# The data start

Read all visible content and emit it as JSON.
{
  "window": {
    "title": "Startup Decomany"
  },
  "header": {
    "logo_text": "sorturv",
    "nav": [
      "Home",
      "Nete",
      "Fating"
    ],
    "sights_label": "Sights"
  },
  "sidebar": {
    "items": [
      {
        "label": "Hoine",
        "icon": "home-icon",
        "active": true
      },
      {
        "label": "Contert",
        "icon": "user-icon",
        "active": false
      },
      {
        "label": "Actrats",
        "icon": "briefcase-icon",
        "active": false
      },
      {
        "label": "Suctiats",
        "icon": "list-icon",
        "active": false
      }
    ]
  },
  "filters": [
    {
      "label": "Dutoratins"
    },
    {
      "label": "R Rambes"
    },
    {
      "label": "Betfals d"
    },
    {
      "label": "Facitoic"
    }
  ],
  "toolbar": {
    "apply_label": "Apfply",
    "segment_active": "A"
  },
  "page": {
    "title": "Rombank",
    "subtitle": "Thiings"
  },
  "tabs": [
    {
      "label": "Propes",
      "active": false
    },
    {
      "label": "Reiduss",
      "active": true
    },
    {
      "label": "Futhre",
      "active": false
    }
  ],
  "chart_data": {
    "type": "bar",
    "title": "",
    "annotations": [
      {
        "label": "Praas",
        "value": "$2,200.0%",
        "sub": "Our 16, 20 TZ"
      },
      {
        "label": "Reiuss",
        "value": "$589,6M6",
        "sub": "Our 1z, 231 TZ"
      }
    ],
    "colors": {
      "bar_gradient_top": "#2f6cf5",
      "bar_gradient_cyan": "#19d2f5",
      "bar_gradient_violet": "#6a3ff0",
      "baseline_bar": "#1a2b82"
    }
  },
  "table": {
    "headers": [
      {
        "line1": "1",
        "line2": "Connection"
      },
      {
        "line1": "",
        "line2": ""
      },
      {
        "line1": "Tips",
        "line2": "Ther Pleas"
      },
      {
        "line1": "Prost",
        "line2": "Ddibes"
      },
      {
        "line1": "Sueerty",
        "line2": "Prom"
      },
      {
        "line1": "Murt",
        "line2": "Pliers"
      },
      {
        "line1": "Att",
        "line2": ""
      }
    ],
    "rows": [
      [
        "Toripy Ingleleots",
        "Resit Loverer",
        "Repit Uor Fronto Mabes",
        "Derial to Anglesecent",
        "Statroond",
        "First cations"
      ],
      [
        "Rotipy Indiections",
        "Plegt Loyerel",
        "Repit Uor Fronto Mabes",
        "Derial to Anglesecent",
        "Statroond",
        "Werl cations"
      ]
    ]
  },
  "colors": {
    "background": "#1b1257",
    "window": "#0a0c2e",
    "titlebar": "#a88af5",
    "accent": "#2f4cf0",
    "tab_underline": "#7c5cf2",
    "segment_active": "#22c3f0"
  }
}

# The data end

§ Task description:
Your task is to output all of the data above word for word.

§ The completed task:
Read all visible content and emit it as JSON.
{
  "window": {
    "title": "Startup Decomany"
  },
  "header": {
    "logo_text": "sorturv",
    "nav": [
      "Home",
      "Nete",
      "Fating"
    ],
    "sights_label": "Sights"
  },
  "sidebar": {
    "items": [
      {
        "label": "Hoine",
        "icon": "home-icon",
        "active": true
      },
      {
        "label": "Contert",
        "icon": "user-icon",
        "active": false
      },
      {
        "label": "Actrats",
        "icon": "briefcase-icon",
        "active": false
      },
      {
        "label": "Suctiats",
        "icon": "list-icon",
        "active": false
      }
    ]
  },
  "filters": [
    {
      "label": "Dutoratins"
    },
    {
      "label": "R Rambes"
    },
    {
      "label": "Betfals d"
    },
    {
      "label": "Facitoic"
    }
  ],
  "toolbar": {
    "apply_label": "Apfply",
    "segment_active": "A"
  },
  "page": {
    "title": "Rombank",
    "subtitle": "Thiings"
  },
  "tabs": [
    {
      "label": "Propes",
      "active": false
    },
    {
      "label": "Reiduss",
      "active": true
    },
    {
      "label": "Futhre",
      "active": false
    }
  ],
  "chart_data": {
    "type": "bar",
    "title": "",
    "annotations": [
      {
        "label": "Praas",
        "value": "$2,200.0%",
        "sub": "Our 16, 20 TZ"
      },
      {
        "label": "Reiuss",
        "value": "$589,6M6",
        "sub": "Our 1z, 231 TZ"
      }
    ],
    "colors": {
      "bar_gradient_top": "#2f6cf5",
      "bar_gradient_cyan": "#19d2f5",
      "bar_gradient_violet": "#6a3ff0",
      "baseline_bar": "#1a2b82"
    }
  },
  "table": {
    "headers": [
      {
        "line1": "1",
        "line2": "Connection"
      },
      {
        "line1": "",
        "line2": ""
      },
      {
        "line1": "Tips",
        "line2": "Ther Pleas"
      },
      {
        "line1": "Prost",
        "line2": "Ddibes"
      },
      {
        "line1": "Sueerty",
        "line2": "Prom"
      },
      {
        "line1": "Murt",
        "line2": "Pliers"
      },
      {
        "line1": "Att",
        "line2": ""
      }
    ],
    "rows": [
      [
        "Toripy Ingleleots",
        "Resit Loverer",
        "Repit Uor Fronto Mabes",
        "Derial to Anglesecent",
        "Statroond",
        "First cations"
      ],
      [
        "Rotipy Indiections",
        "Plegt Loyerel",
        "Repit Uor Fronto Mabes",
        "Derial to Anglesecent",
        "Statroond",
        "Werl cations"
      ]
    ]
  },
  "colors": {
    "background": "#1b1257",
    "window": "#0a0c2e",
    "titlebar": "#a88af5",
    "accent": "#2f4cf0",
    "tab_underline": "#7c5cf2",
    "segment_active": "#22c3f0"
  }
}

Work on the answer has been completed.